Retype the records below word for word and omit any image.

--- BEGIN Listing ---

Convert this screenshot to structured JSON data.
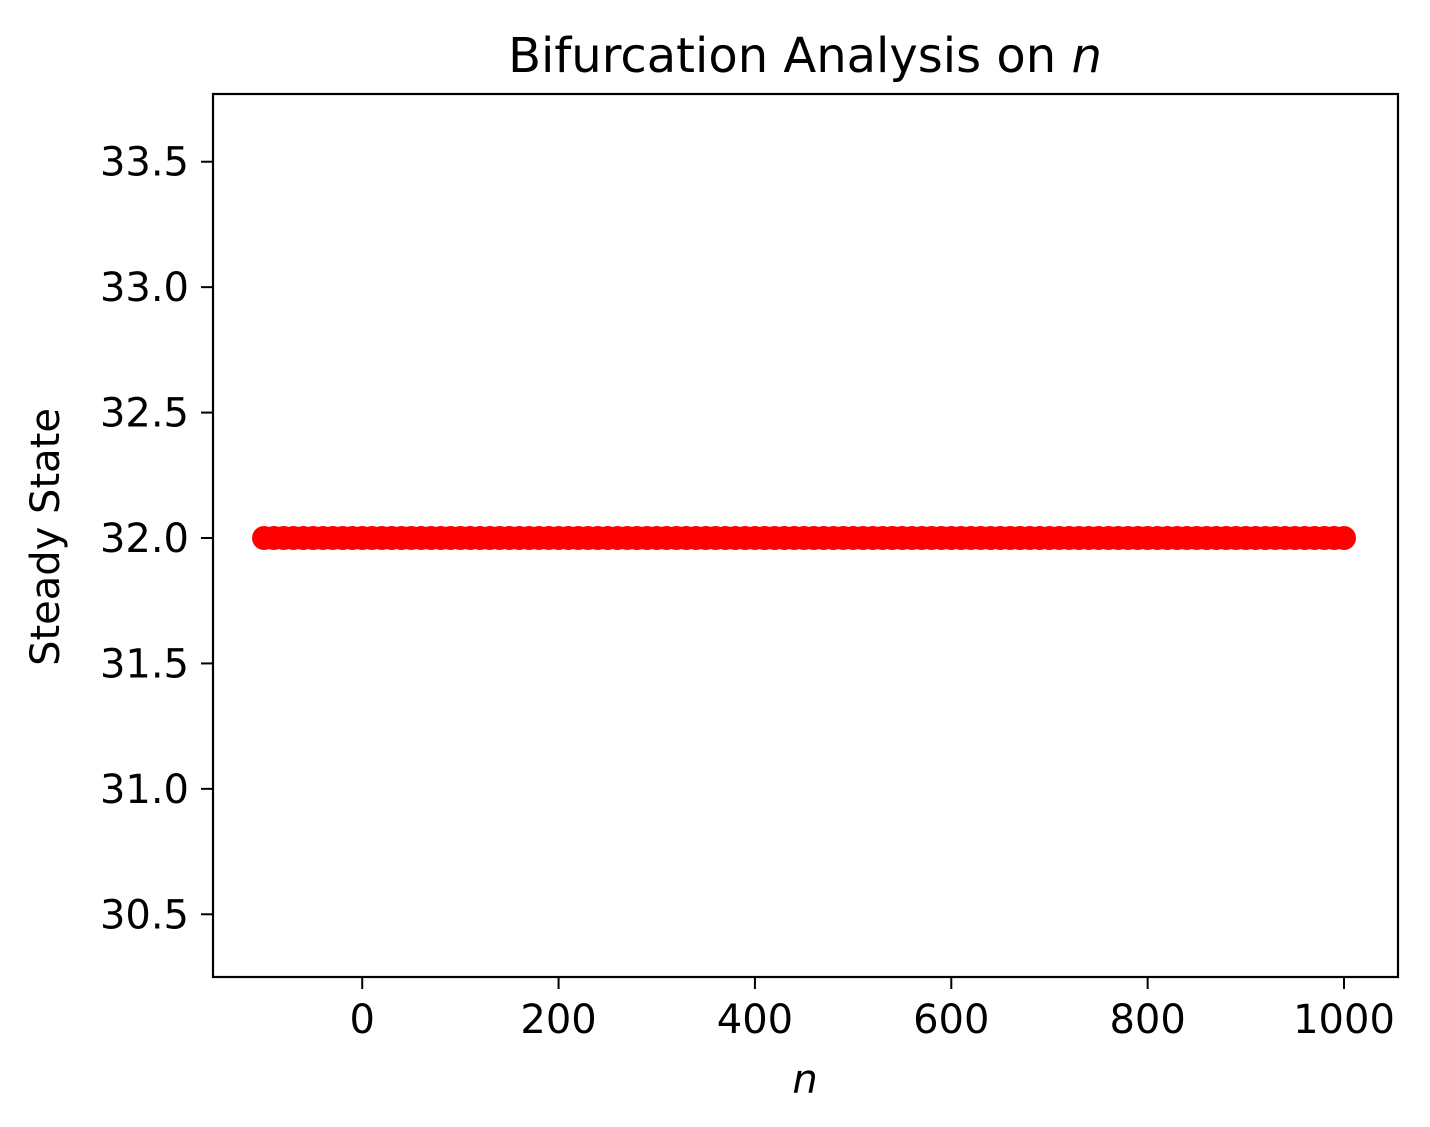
{
  "chart_data": {
    "type": "scatter",
    "title_prefix": "Bifurcation Analysis on ",
    "title_symbol": "n",
    "xlabel": "n",
    "ylabel": "Steady State",
    "xlim": [
      -152,
      1055
    ],
    "ylim": [
      30.25,
      33.77
    ],
    "xticks": [
      0,
      200,
      400,
      600,
      800,
      1000
    ],
    "xtick_labels": [
      "0",
      "200",
      "400",
      "600",
      "800",
      "1000"
    ],
    "yticks": [
      30.5,
      31.0,
      31.5,
      32.0,
      32.5,
      33.0,
      33.5
    ],
    "ytick_labels": [
      "30.5",
      "31.0",
      "31.5",
      "32.0",
      "32.5",
      "33.0",
      "33.5"
    ],
    "grid": false,
    "series": [
      {
        "x_start": -100,
        "x_end": 1000,
        "x_step": 10,
        "y": 32.0,
        "color": "#ff0000"
      }
    ]
  }
}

--- END Listing ---

■ **Answer to the exercise**
Convert this screenshot to structured JSON data.
{
  "chart_data": {
    "type": "scatter",
    "title_prefix": "Bifurcation Analysis on ",
    "title_symbol": "n",
    "xlabel": "n",
    "ylabel": "Steady State",
    "xlim": [
      -152,
      1055
    ],
    "ylim": [
      30.25,
      33.77
    ],
    "xticks": [
      0,
      200,
      400,
      600,
      800,
      1000
    ],
    "xtick_labels": [
      "0",
      "200",
      "400",
      "600",
      "800",
      "1000"
    ],
    "yticks": [
      30.5,
      31.0,
      31.5,
      32.0,
      32.5,
      33.0,
      33.5
    ],
    "ytick_labels": [
      "30.5",
      "31.0",
      "31.5",
      "32.0",
      "32.5",
      "33.0",
      "33.5"
    ],
    "grid": false,
    "series": [
      {
        "x_start": -100,
        "x_end": 1000,
        "x_step": 10,
        "y": 32.0,
        "color": "#ff0000"
      }
    ]
  }
}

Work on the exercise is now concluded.